::: INFORMATION SUPPLIED :::

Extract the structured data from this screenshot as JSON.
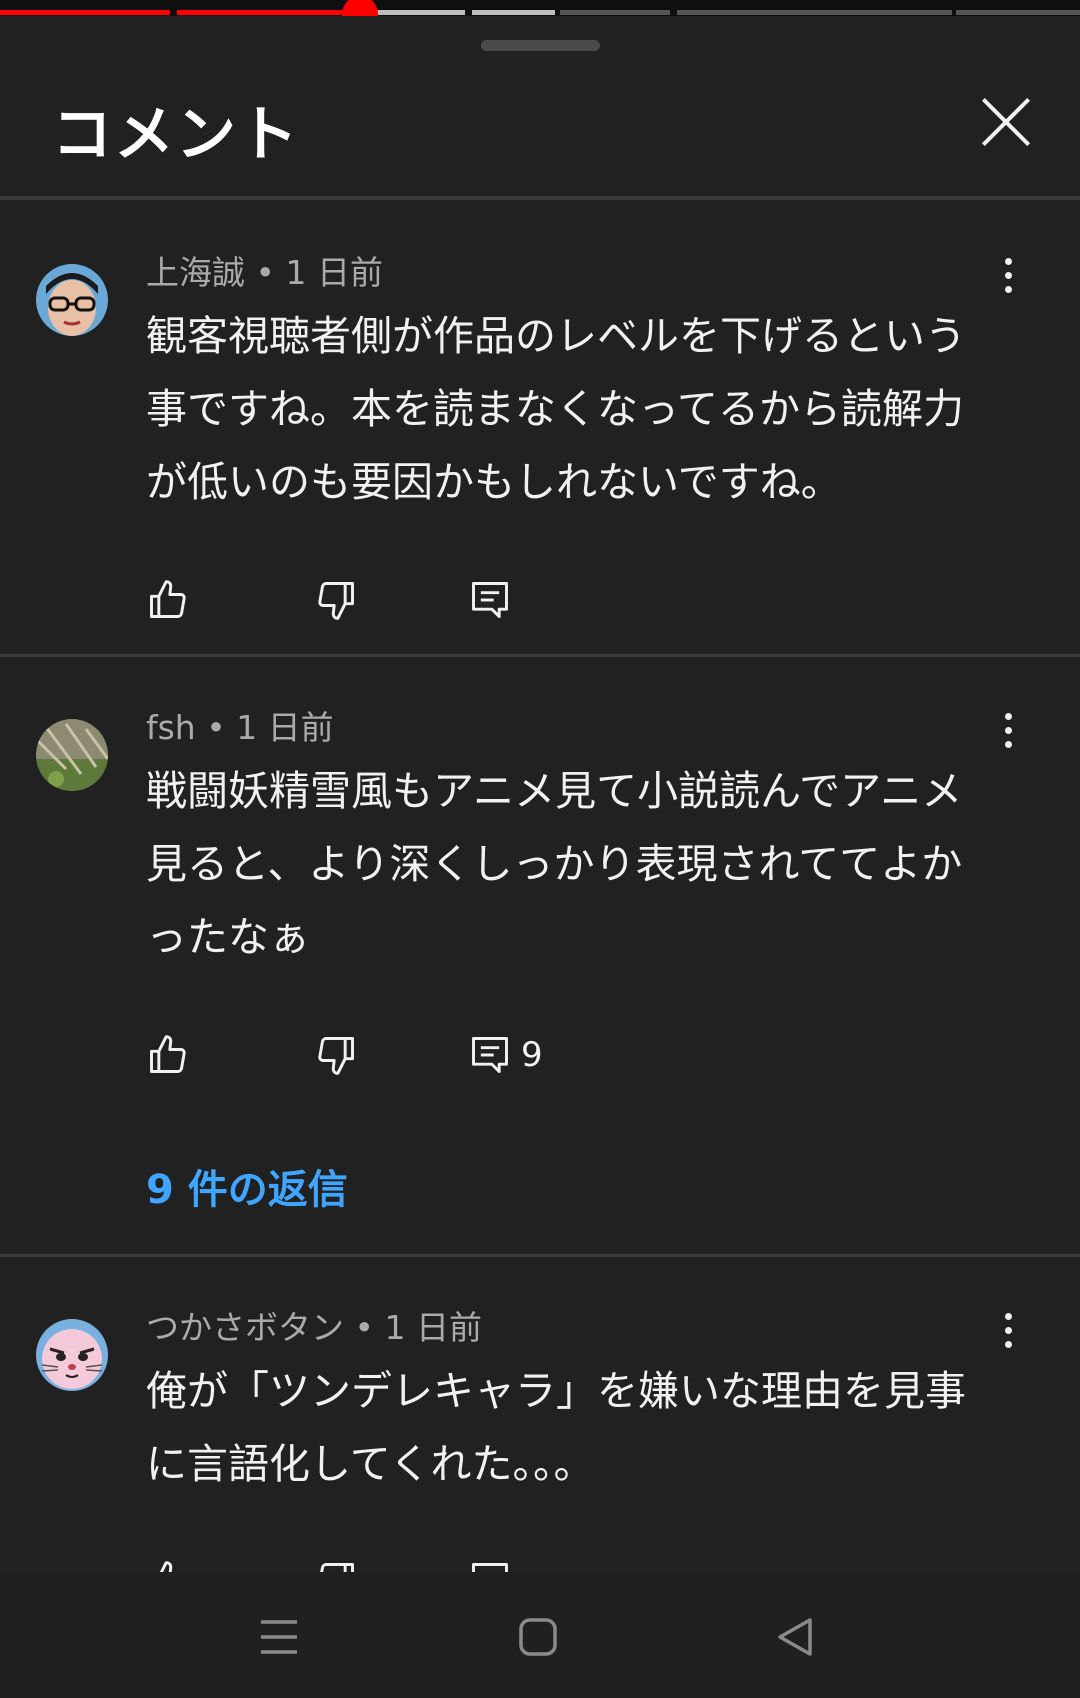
{
  "sheet": {
    "title": "コメント"
  },
  "comments": [
    {
      "author": "上海誠",
      "time": "1 日前",
      "text": "観客視聴者側が作品のレベルを下げるという事ですね。本を読まなくなってるから読解力が低いのも要因かもしれないですね。",
      "reply_count": ""
    },
    {
      "author": "fsh",
      "time": "1 日前",
      "text": "戦闘妖精雪風もアニメ見て小説読んでアニメ見ると、より深くしっかり表現されててよかったなぁ",
      "reply_count": "9",
      "replies_link": "9 件の返信"
    },
    {
      "author": "つかさボタン",
      "time": "1 日前",
      "text": "俺が「ツンデレキャラ」を嫌いな理由を見事に言語化してくれた。。。",
      "reply_count": ""
    }
  ],
  "separator": " • ",
  "colors": {
    "background": "#212121",
    "text": "#f1f1f1",
    "meta": "#aaaaaa",
    "link": "#3ea6ff",
    "progress": "#ff0000"
  },
  "icons": [
    "close-icon",
    "more-vert-icon",
    "thumbs-up-icon",
    "thumbs-down-icon",
    "comment-icon",
    "menu-icon",
    "home-icon",
    "back-icon"
  ]
}
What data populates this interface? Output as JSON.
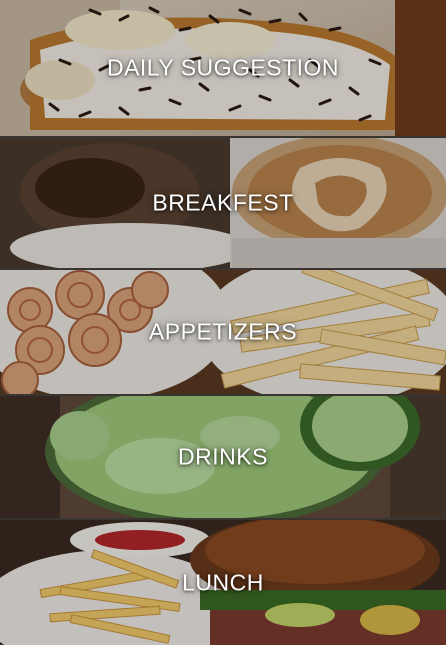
{
  "menu": {
    "categories": [
      {
        "label": "DAILY SUGGESTION",
        "photo": "toast-with-chocolate-sprinkles"
      },
      {
        "label": "BREAKFEST",
        "photo": "latte-art-and-pastry"
      },
      {
        "label": "APPETIZERS",
        "photo": "pinwheels-and-bread-sticks"
      },
      {
        "label": "DRINKS",
        "photo": "cucumber-smoothie"
      },
      {
        "label": "LUNCH",
        "photo": "burger-and-fries"
      }
    ]
  },
  "colors": {
    "label_text": "#ffffff",
    "background": "#1e1a17"
  }
}
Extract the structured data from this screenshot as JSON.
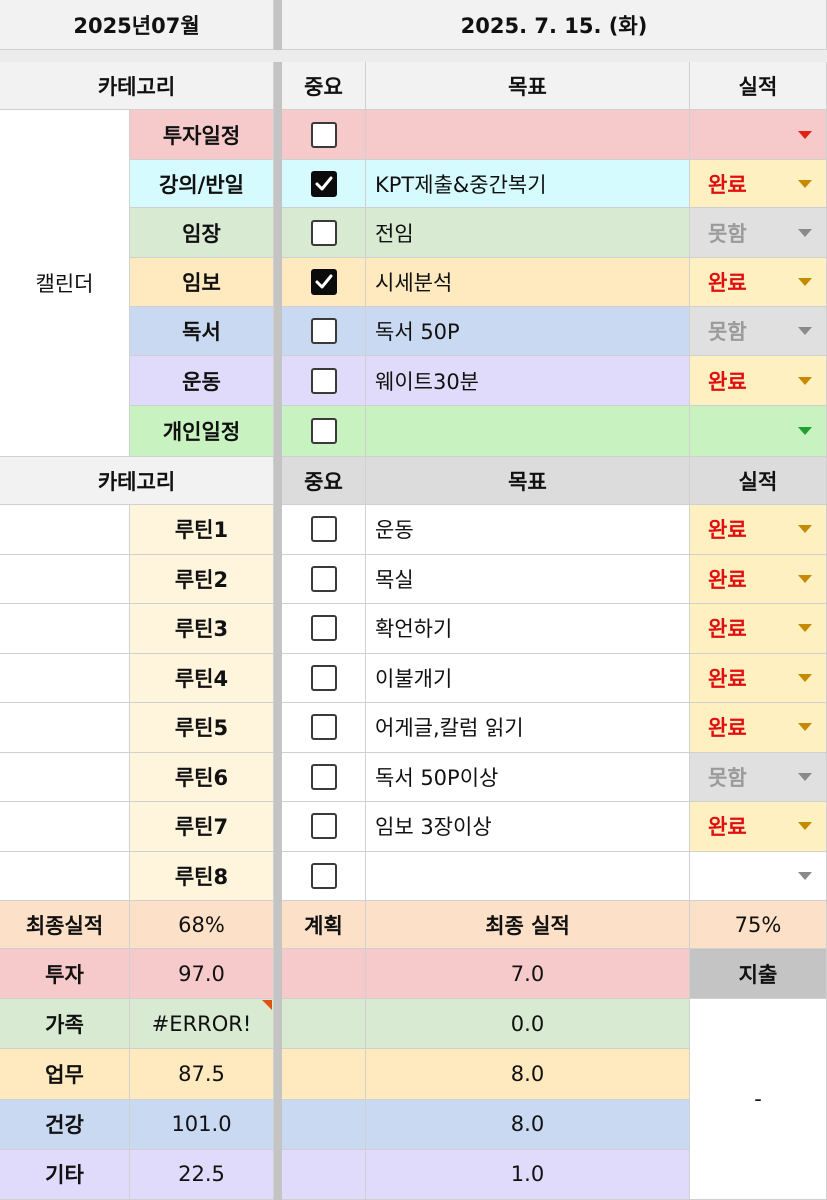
{
  "header": {
    "month": "2025년07월",
    "date": "2025. 7. 15. (화)"
  },
  "section1": {
    "col_category": "카테고리",
    "col_important": "중요",
    "col_goal": "목표",
    "col_result": "실적",
    "group_label": "캘린더",
    "rows": [
      {
        "category": "투자일정",
        "checked": false,
        "goal": "",
        "result": ""
      },
      {
        "category": "강의/반일",
        "checked": true,
        "goal": "KPT제출&중간복기",
        "result": "완료"
      },
      {
        "category": "임장",
        "checked": false,
        "goal": "전임",
        "result": "못함"
      },
      {
        "category": "임보",
        "checked": true,
        "goal": "시세분석",
        "result": "완료"
      },
      {
        "category": "독서",
        "checked": false,
        "goal": "독서 50P",
        "result": "못함"
      },
      {
        "category": "운동",
        "checked": false,
        "goal": "웨이트30분",
        "result": "완료"
      },
      {
        "category": "개인일정",
        "checked": false,
        "goal": "",
        "result": ""
      }
    ]
  },
  "section2": {
    "col_category": "카테고리",
    "col_important": "중요",
    "col_goal": "목표",
    "col_result": "실적",
    "rows": [
      {
        "category": "루틴1",
        "checked": false,
        "goal": "운동",
        "result": "완료"
      },
      {
        "category": "루틴2",
        "checked": false,
        "goal": "목실",
        "result": "완료"
      },
      {
        "category": "루틴3",
        "checked": false,
        "goal": "확언하기",
        "result": "완료"
      },
      {
        "category": "루틴4",
        "checked": false,
        "goal": "이불개기",
        "result": "완료"
      },
      {
        "category": "루틴5",
        "checked": false,
        "goal": "어게글,칼럼 읽기",
        "result": "완료"
      },
      {
        "category": "루틴6",
        "checked": false,
        "goal": "독서 50P이상",
        "result": "못함"
      },
      {
        "category": "루틴7",
        "checked": false,
        "goal": "임보 3장이상",
        "result": "완료"
      },
      {
        "category": "루틴8",
        "checked": false,
        "goal": "",
        "result": ""
      }
    ]
  },
  "summary": {
    "final_label": "최종실적",
    "final_value": "68%",
    "plan_label": "계획",
    "final_result_label": "최종 실적",
    "final_result_value": "75%",
    "expense_label": "지출",
    "expense_value": "-",
    "rows": [
      {
        "label": "투자",
        "value": "97.0",
        "plan": "",
        "result": "7.0"
      },
      {
        "label": "가족",
        "value": "#ERROR!",
        "plan": "",
        "result": "0.0"
      },
      {
        "label": "업무",
        "value": "87.5",
        "plan": "",
        "result": "8.0"
      },
      {
        "label": "건강",
        "value": "101.0",
        "plan": "",
        "result": "8.0"
      },
      {
        "label": "기타",
        "value": "22.5",
        "plan": "",
        "result": "1.0"
      }
    ]
  },
  "colors": {
    "invest": "#f6caca",
    "lecture": "#d6fbff",
    "field": "#d9ead3",
    "report": "#ffe9bf",
    "reading": "#cad9f2",
    "exercise": "#e0dbfb",
    "personal": "#c8f2c0",
    "routine": "#fff4dc",
    "final": "#fce0c8",
    "done_bg": "#fff0c2",
    "done_text": "#e01010",
    "fail_bg": "#e0e0e0",
    "fail_text": "#9a9a9a"
  }
}
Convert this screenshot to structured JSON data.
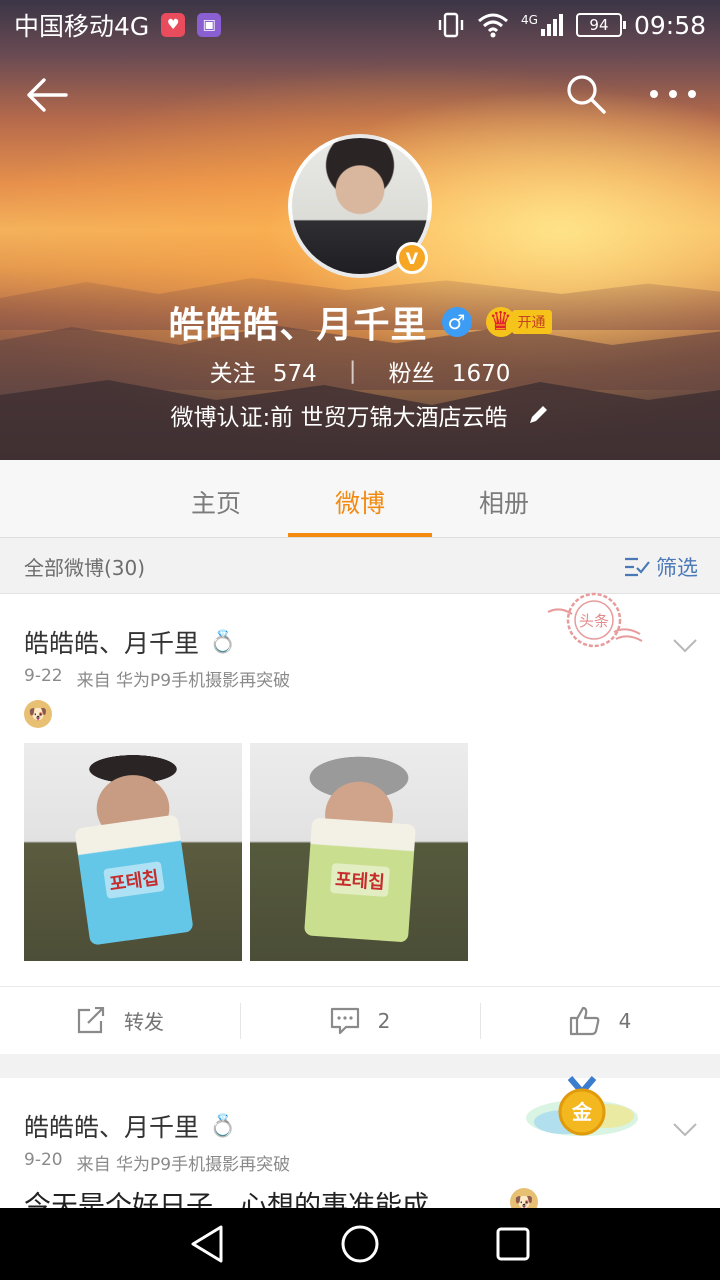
{
  "status_bar": {
    "carrier": "中国移动4G",
    "network": "4G",
    "battery": "94",
    "time": "09:58"
  },
  "profile": {
    "username": "皓皓皓、月千里",
    "vip_label": "开通",
    "verified_mark": "V",
    "follow_label": "关注",
    "follow_count": "574",
    "fans_label": "粉丝",
    "fans_count": "1670",
    "certification": "微博认证:前 世贸万锦大酒店云皓"
  },
  "tabs": [
    {
      "label": "主页",
      "active": false
    },
    {
      "label": "微博",
      "active": true
    },
    {
      "label": "相册",
      "active": false
    }
  ],
  "feed": {
    "count_label": "全部微博(30)",
    "filter_label": "筛选"
  },
  "posts": [
    {
      "author": "皓皓皓、月千里",
      "date": "9-22",
      "source": "来自 华为P9手机摄影再突破",
      "stamp": "头条",
      "bag1_text": "포테칩",
      "bag2_text": "포테칩",
      "actions": {
        "repost": "转发",
        "comments": "2",
        "likes": "4"
      }
    },
    {
      "author": "皓皓皓、月千里",
      "date": "9-20",
      "source": "来自 华为P9手机摄影再突破",
      "medal_label": "金",
      "text": "今天是个好日子，心想的事准能成"
    }
  ],
  "colors": {
    "accent": "#f38b13",
    "link": "#4b79b8",
    "vip_gold": "#f6c31b",
    "verified_orange": "#f6a623",
    "gender_blue": "#3d9cf3"
  }
}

:::

| EXERCISE BRIEF |
Exclude all images and restate the records above word for word.

| RESULT |
Extract the structured data from this screenshot as JSON.
{
  "sheet": {
    "title": "コメント"
  },
  "comments": [
    {
      "author": "上海誠",
      "time": "1 日前",
      "text": "観客視聴者側が作品のレベルを下げるという事ですね。本を読まなくなってるから読解力が低いのも要因かもしれないですね。",
      "reply_count": ""
    },
    {
      "author": "fsh",
      "time": "1 日前",
      "text": "戦闘妖精雪風もアニメ見て小説読んでアニメ見ると、より深くしっかり表現されててよかったなぁ",
      "reply_count": "9",
      "replies_link": "9 件の返信"
    },
    {
      "author": "つかさボタン",
      "time": "1 日前",
      "text": "俺が「ツンデレキャラ」を嫌いな理由を見事に言語化してくれた。。。",
      "reply_count": ""
    }
  ],
  "separator": " • ",
  "colors": {
    "background": "#212121",
    "text": "#f1f1f1",
    "meta": "#aaaaaa",
    "link": "#3ea6ff",
    "progress": "#ff0000"
  },
  "icons": [
    "close-icon",
    "more-vert-icon",
    "thumbs-up-icon",
    "thumbs-down-icon",
    "comment-icon",
    "menu-icon",
    "home-icon",
    "back-icon"
  ]
}
What data populates this interface? Output as JSON.
{
  "menu": {
    "categories": [
      {
        "label": "DAILY SUGGESTION",
        "photo": "toast-with-chocolate-sprinkles"
      },
      {
        "label": "BREAKFEST",
        "photo": "latte-art-and-pastry"
      },
      {
        "label": "APPETIZERS",
        "photo": "pinwheels-and-bread-sticks"
      },
      {
        "label": "DRINKS",
        "photo": "cucumber-smoothie"
      },
      {
        "label": "LUNCH",
        "photo": "burger-and-fries"
      }
    ]
  },
  "colors": {
    "label_text": "#ffffff",
    "background": "#1e1a17"
  }
}
Extract the structured data from this screenshot as JSON.
{
  "header": {
    "month": "2025년07월",
    "date": "2025. 7. 15. (화)"
  },
  "section1": {
    "col_category": "카테고리",
    "col_important": "중요",
    "col_goal": "목표",
    "col_result": "실적",
    "group_label": "캘린더",
    "rows": [
      {
        "category": "투자일정",
        "checked": false,
        "goal": "",
        "result": ""
      },
      {
        "category": "강의/반일",
        "checked": true,
        "goal": "KPT제출&중간복기",
        "result": "완료"
      },
      {
        "category": "임장",
        "checked": false,
        "goal": "전임",
        "result": "못함"
      },
      {
        "category": "임보",
        "checked": true,
        "goal": "시세분석",
        "result": "완료"
      },
      {
        "category": "독서",
        "checked": false,
        "goal": "독서 50P",
        "result": "못함"
      },
      {
        "category": "운동",
        "checked": false,
        "goal": "웨이트30분",
        "result": "완료"
      },
      {
        "category": "개인일정",
        "checked": false,
        "goal": "",
        "result": ""
      }
    ]
  },
  "section2": {
    "col_category": "카테고리",
    "col_important": "중요",
    "col_goal": "목표",
    "col_result": "실적",
    "rows": [
      {
        "category": "루틴1",
        "checked": false,
        "goal": "운동",
        "result": "완료"
      },
      {
        "category": "루틴2",
        "checked": false,
        "goal": "목실",
        "result": "완료"
      },
      {
        "category": "루틴3",
        "checked": false,
        "goal": "확언하기",
        "result": "완료"
      },
      {
        "category": "루틴4",
        "checked": false,
        "goal": "이불개기",
        "result": "완료"
      },
      {
        "category": "루틴5",
        "checked": false,
        "goal": "어게글,칼럼 읽기",
        "result": "완료"
      },
      {
        "category": "루틴6",
        "checked": false,
        "goal": "독서 50P이상",
        "result": "못함"
      },
      {
        "category": "루틴7",
        "checked": false,
        "goal": "임보 3장이상",
        "result": "완료"
      },
      {
        "category": "루틴8",
        "checked": false,
        "goal": "",
        "result": ""
      }
    ]
  },
  "summary": {
    "final_label": "최종실적",
    "final_value": "68%",
    "plan_label": "계획",
    "final_result_label": "최종 실적",
    "final_result_value": "75%",
    "expense_label": "지출",
    "expense_value": "-",
    "rows": [
      {
        "label": "투자",
        "value": "97.0",
        "plan": "",
        "result": "7.0"
      },
      {
        "label": "가족",
        "value": "#ERROR!",
        "plan": "",
        "result": "0.0"
      },
      {
        "label": "업무",
        "value": "87.5",
        "plan": "",
        "result": "8.0"
      },
      {
        "label": "건강",
        "value": "101.0",
        "plan": "",
        "result": "8.0"
      },
      {
        "label": "기타",
        "value": "22.5",
        "plan": "",
        "result": "1.0"
      }
    ]
  },
  "colors": {
    "invest": "#f6caca",
    "lecture": "#d6fbff",
    "field": "#d9ead3",
    "report": "#ffe9bf",
    "reading": "#cad9f2",
    "exercise": "#e0dbfb",
    "personal": "#c8f2c0",
    "routine": "#fff4dc",
    "final": "#fce0c8",
    "done_bg": "#fff0c2",
    "done_text": "#e01010",
    "fail_bg": "#e0e0e0",
    "fail_text": "#9a9a9a"
  }
}
Convert this screenshot to structured JSON data.
{
  "status_bar": {
    "carrier": "中国移动4G",
    "network": "4G",
    "battery": "94",
    "time": "09:58"
  },
  "profile": {
    "username": "皓皓皓、月千里",
    "vip_label": "开通",
    "verified_mark": "V",
    "follow_label": "关注",
    "follow_count": "574",
    "fans_label": "粉丝",
    "fans_count": "1670",
    "certification": "微博认证:前 世贸万锦大酒店云皓"
  },
  "tabs": [
    {
      "label": "主页",
      "active": false
    },
    {
      "label": "微博",
      "active": true
    },
    {
      "label": "相册",
      "active": false
    }
  ],
  "feed": {
    "count_label": "全部微博(30)",
    "filter_label": "筛选"
  },
  "posts": [
    {
      "author": "皓皓皓、月千里",
      "date": "9-22",
      "source": "来自 华为P9手机摄影再突破",
      "stamp": "头条",
      "bag1_text": "포테칩",
      "bag2_text": "포테칩",
      "actions": {
        "repost": "转发",
        "comments": "2",
        "likes": "4"
      }
    },
    {
      "author": "皓皓皓、月千里",
      "date": "9-20",
      "source": "来自 华为P9手机摄影再突破",
      "medal_label": "金",
      "text": "今天是个好日子，心想的事准能成"
    }
  ],
  "colors": {
    "accent": "#f38b13",
    "link": "#4b79b8",
    "vip_gold": "#f6c31b",
    "verified_orange": "#f6a623",
    "gender_blue": "#3d9cf3"
  }
}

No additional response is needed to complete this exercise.